Job.
Copy each of the entries below faithfully, setting aside any pictures.

################

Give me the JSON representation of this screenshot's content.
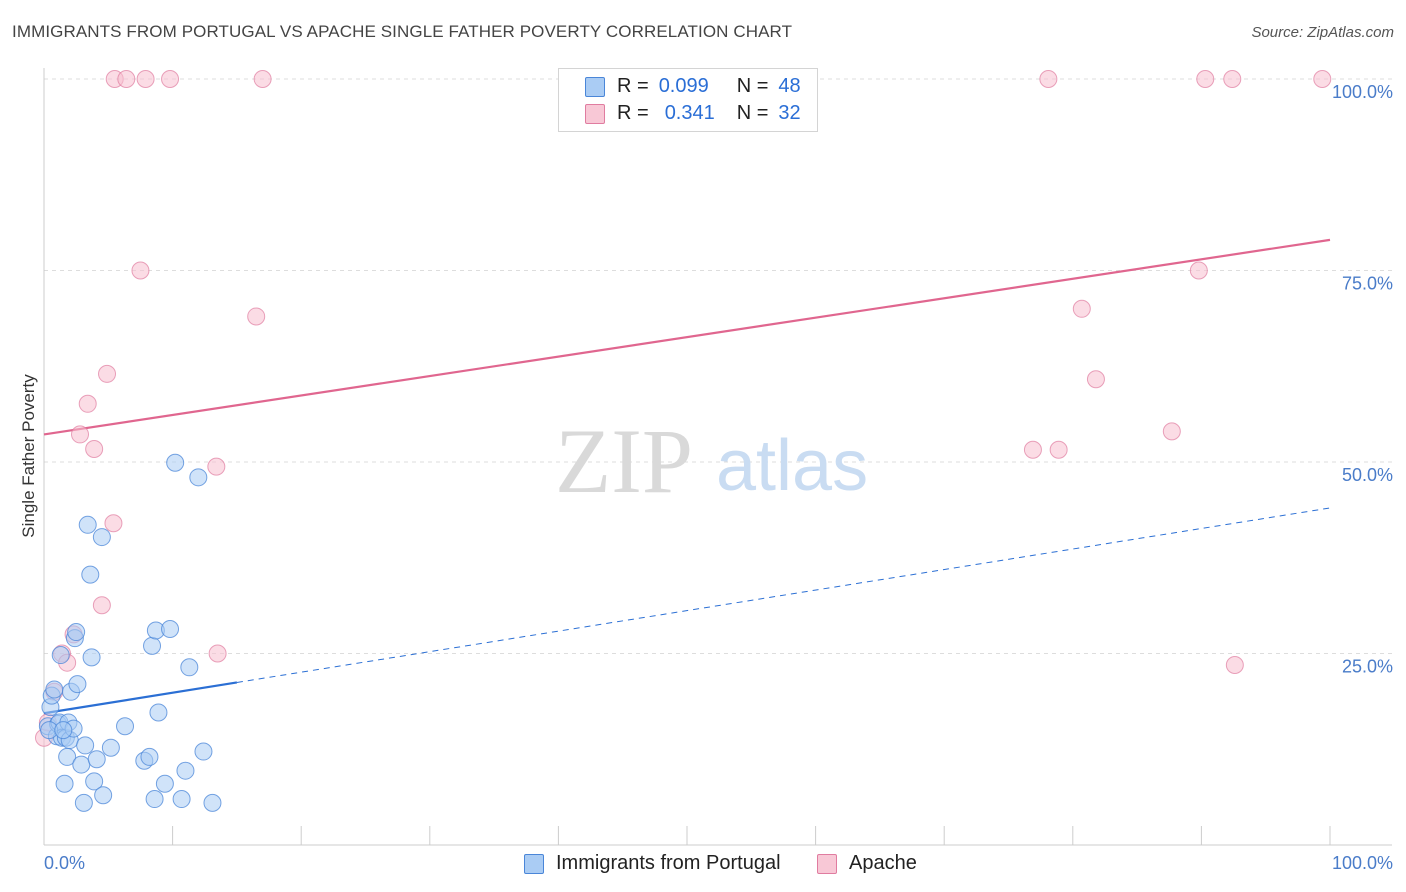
{
  "header": {
    "title": "IMMIGRANTS FROM PORTUGAL VS APACHE SINGLE FATHER POVERTY CORRELATION CHART",
    "source": "Source: ZipAtlas.com"
  },
  "watermark": {
    "zip": "ZIP",
    "atlas": "atlas"
  },
  "legend_top": {
    "rows": [
      {
        "r_label": "R =",
        "r_value": "0.099",
        "n_label": "N =",
        "n_value": "48"
      },
      {
        "r_label": "R =",
        "r_value": "0.341",
        "n_label": "N =",
        "n_value": "32"
      }
    ]
  },
  "legend_bottom": {
    "items": [
      "Immigrants from Portugal",
      "Apache"
    ]
  },
  "colors": {
    "blue_fill": "#aaccf4",
    "blue_stroke": "#4a86d8",
    "blue_line": "#2b6fd4",
    "pink_fill": "#f8bfd0",
    "pink_stroke": "#e07ca0",
    "pink_line": "#e0668f",
    "tick_text": "#4a7cc9",
    "grid": "#dddddd"
  },
  "chart_data": {
    "type": "scatter",
    "title": "IMMIGRANTS FROM PORTUGAL VS APACHE SINGLE FATHER POVERTY CORRELATION CHART",
    "xlabel": "",
    "ylabel": "Single Father Poverty",
    "xlim": [
      0,
      100
    ],
    "ylim": [
      0,
      100
    ],
    "x_tick_labels": [
      "0.0%",
      "100.0%"
    ],
    "y_tick_labels": [
      "25.0%",
      "50.0%",
      "75.0%",
      "100.0%"
    ],
    "y_ticks": [
      25,
      50,
      75,
      100
    ],
    "grid": true,
    "legend_position": "top-center",
    "series": [
      {
        "name": "Immigrants from Portugal",
        "color": "#4a86d8",
        "R": 0.099,
        "N": 48,
        "points": [
          [
            0.3,
            15.5
          ],
          [
            0.5,
            18.0
          ],
          [
            0.6,
            19.5
          ],
          [
            0.8,
            20.3
          ],
          [
            1.0,
            14.2
          ],
          [
            1.1,
            15.8
          ],
          [
            1.2,
            16.0
          ],
          [
            1.3,
            24.8
          ],
          [
            1.4,
            14.0
          ],
          [
            1.6,
            8.0
          ],
          [
            1.7,
            14.0
          ],
          [
            1.8,
            11.5
          ],
          [
            1.9,
            16.0
          ],
          [
            2.0,
            13.7
          ],
          [
            2.1,
            20.0
          ],
          [
            2.3,
            15.2
          ],
          [
            2.4,
            27.0
          ],
          [
            2.5,
            27.8
          ],
          [
            2.6,
            21.0
          ],
          [
            2.9,
            10.5
          ],
          [
            3.1,
            5.5
          ],
          [
            3.2,
            13.0
          ],
          [
            3.4,
            41.8
          ],
          [
            3.6,
            35.3
          ],
          [
            3.7,
            24.5
          ],
          [
            3.9,
            8.3
          ],
          [
            4.1,
            11.2
          ],
          [
            4.5,
            40.2
          ],
          [
            4.6,
            6.5
          ],
          [
            5.2,
            12.7
          ],
          [
            6.3,
            15.5
          ],
          [
            7.8,
            11.0
          ],
          [
            8.2,
            11.5
          ],
          [
            8.4,
            26.0
          ],
          [
            8.6,
            6.0
          ],
          [
            8.7,
            28.0
          ],
          [
            8.9,
            17.3
          ],
          [
            9.4,
            8.0
          ],
          [
            9.8,
            28.2
          ],
          [
            10.2,
            49.9
          ],
          [
            10.7,
            6.0
          ],
          [
            11.0,
            9.7
          ],
          [
            11.3,
            23.2
          ],
          [
            12.0,
            48.0
          ],
          [
            12.4,
            12.2
          ],
          [
            13.1,
            5.5
          ],
          [
            0.4,
            15.0
          ],
          [
            1.5,
            15.0
          ]
        ],
        "trend": {
          "solid_x": [
            0,
            15
          ],
          "x": [
            0,
            100
          ],
          "y": [
            17.2,
            44.0
          ]
        }
      },
      {
        "name": "Apache",
        "color": "#e07ca0",
        "R": 0.341,
        "N": 32,
        "points": [
          [
            0.0,
            14.0
          ],
          [
            0.3,
            16.0
          ],
          [
            0.8,
            20.0
          ],
          [
            1.4,
            25.0
          ],
          [
            1.8,
            23.8
          ],
          [
            2.3,
            27.5
          ],
          [
            2.8,
            53.6
          ],
          [
            3.4,
            57.6
          ],
          [
            3.9,
            51.7
          ],
          [
            4.5,
            31.3
          ],
          [
            4.9,
            61.5
          ],
          [
            5.4,
            42.0
          ],
          [
            5.5,
            100.0
          ],
          [
            6.4,
            100.0
          ],
          [
            7.5,
            75.0
          ],
          [
            7.9,
            100.0
          ],
          [
            9.8,
            100.0
          ],
          [
            13.4,
            49.4
          ],
          [
            13.5,
            25.0
          ],
          [
            16.5,
            69.0
          ],
          [
            17.0,
            100.0
          ],
          [
            76.9,
            51.6
          ],
          [
            78.1,
            100.0
          ],
          [
            78.9,
            51.6
          ],
          [
            80.7,
            70.0
          ],
          [
            81.8,
            60.8
          ],
          [
            87.7,
            54.0
          ],
          [
            89.8,
            75.0
          ],
          [
            90.3,
            100.0
          ],
          [
            92.4,
            100.0
          ],
          [
            92.6,
            23.5
          ],
          [
            99.4,
            100.0
          ]
        ],
        "trend": {
          "x": [
            0,
            100
          ],
          "y": [
            53.6,
            79.0
          ]
        }
      }
    ]
  }
}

################

Worked answer.
Give me the JSON representation of this screenshot's content.
{
  "header": {
    "title": "IMMIGRANTS FROM PORTUGAL VS APACHE SINGLE FATHER POVERTY CORRELATION CHART",
    "source": "Source: ZipAtlas.com"
  },
  "watermark": {
    "zip": "ZIP",
    "atlas": "atlas"
  },
  "legend_top": {
    "rows": [
      {
        "r_label": "R =",
        "r_value": "0.099",
        "n_label": "N =",
        "n_value": "48"
      },
      {
        "r_label": "R =",
        "r_value": "0.341",
        "n_label": "N =",
        "n_value": "32"
      }
    ]
  },
  "legend_bottom": {
    "items": [
      "Immigrants from Portugal",
      "Apache"
    ]
  },
  "colors": {
    "blue_fill": "#aaccf4",
    "blue_stroke": "#4a86d8",
    "blue_line": "#2b6fd4",
    "pink_fill": "#f8bfd0",
    "pink_stroke": "#e07ca0",
    "pink_line": "#e0668f",
    "tick_text": "#4a7cc9",
    "grid": "#dddddd"
  },
  "chart_data": {
    "type": "scatter",
    "title": "IMMIGRANTS FROM PORTUGAL VS APACHE SINGLE FATHER POVERTY CORRELATION CHART",
    "xlabel": "",
    "ylabel": "Single Father Poverty",
    "xlim": [
      0,
      100
    ],
    "ylim": [
      0,
      100
    ],
    "x_tick_labels": [
      "0.0%",
      "100.0%"
    ],
    "y_tick_labels": [
      "25.0%",
      "50.0%",
      "75.0%",
      "100.0%"
    ],
    "y_ticks": [
      25,
      50,
      75,
      100
    ],
    "grid": true,
    "legend_position": "top-center",
    "series": [
      {
        "name": "Immigrants from Portugal",
        "color": "#4a86d8",
        "R": 0.099,
        "N": 48,
        "points": [
          [
            0.3,
            15.5
          ],
          [
            0.5,
            18.0
          ],
          [
            0.6,
            19.5
          ],
          [
            0.8,
            20.3
          ],
          [
            1.0,
            14.2
          ],
          [
            1.1,
            15.8
          ],
          [
            1.2,
            16.0
          ],
          [
            1.3,
            24.8
          ],
          [
            1.4,
            14.0
          ],
          [
            1.6,
            8.0
          ],
          [
            1.7,
            14.0
          ],
          [
            1.8,
            11.5
          ],
          [
            1.9,
            16.0
          ],
          [
            2.0,
            13.7
          ],
          [
            2.1,
            20.0
          ],
          [
            2.3,
            15.2
          ],
          [
            2.4,
            27.0
          ],
          [
            2.5,
            27.8
          ],
          [
            2.6,
            21.0
          ],
          [
            2.9,
            10.5
          ],
          [
            3.1,
            5.5
          ],
          [
            3.2,
            13.0
          ],
          [
            3.4,
            41.8
          ],
          [
            3.6,
            35.3
          ],
          [
            3.7,
            24.5
          ],
          [
            3.9,
            8.3
          ],
          [
            4.1,
            11.2
          ],
          [
            4.5,
            40.2
          ],
          [
            4.6,
            6.5
          ],
          [
            5.2,
            12.7
          ],
          [
            6.3,
            15.5
          ],
          [
            7.8,
            11.0
          ],
          [
            8.2,
            11.5
          ],
          [
            8.4,
            26.0
          ],
          [
            8.6,
            6.0
          ],
          [
            8.7,
            28.0
          ],
          [
            8.9,
            17.3
          ],
          [
            9.4,
            8.0
          ],
          [
            9.8,
            28.2
          ],
          [
            10.2,
            49.9
          ],
          [
            10.7,
            6.0
          ],
          [
            11.0,
            9.7
          ],
          [
            11.3,
            23.2
          ],
          [
            12.0,
            48.0
          ],
          [
            12.4,
            12.2
          ],
          [
            13.1,
            5.5
          ],
          [
            0.4,
            15.0
          ],
          [
            1.5,
            15.0
          ]
        ],
        "trend": {
          "solid_x": [
            0,
            15
          ],
          "x": [
            0,
            100
          ],
          "y": [
            17.2,
            44.0
          ]
        }
      },
      {
        "name": "Apache",
        "color": "#e07ca0",
        "R": 0.341,
        "N": 32,
        "points": [
          [
            0.0,
            14.0
          ],
          [
            0.3,
            16.0
          ],
          [
            0.8,
            20.0
          ],
          [
            1.4,
            25.0
          ],
          [
            1.8,
            23.8
          ],
          [
            2.3,
            27.5
          ],
          [
            2.8,
            53.6
          ],
          [
            3.4,
            57.6
          ],
          [
            3.9,
            51.7
          ],
          [
            4.5,
            31.3
          ],
          [
            4.9,
            61.5
          ],
          [
            5.4,
            42.0
          ],
          [
            5.5,
            100.0
          ],
          [
            6.4,
            100.0
          ],
          [
            7.5,
            75.0
          ],
          [
            7.9,
            100.0
          ],
          [
            9.8,
            100.0
          ],
          [
            13.4,
            49.4
          ],
          [
            13.5,
            25.0
          ],
          [
            16.5,
            69.0
          ],
          [
            17.0,
            100.0
          ],
          [
            76.9,
            51.6
          ],
          [
            78.1,
            100.0
          ],
          [
            78.9,
            51.6
          ],
          [
            80.7,
            70.0
          ],
          [
            81.8,
            60.8
          ],
          [
            87.7,
            54.0
          ],
          [
            89.8,
            75.0
          ],
          [
            90.3,
            100.0
          ],
          [
            92.4,
            100.0
          ],
          [
            92.6,
            23.5
          ],
          [
            99.4,
            100.0
          ]
        ],
        "trend": {
          "x": [
            0,
            100
          ],
          "y": [
            53.6,
            79.0
          ]
        }
      }
    ]
  }
}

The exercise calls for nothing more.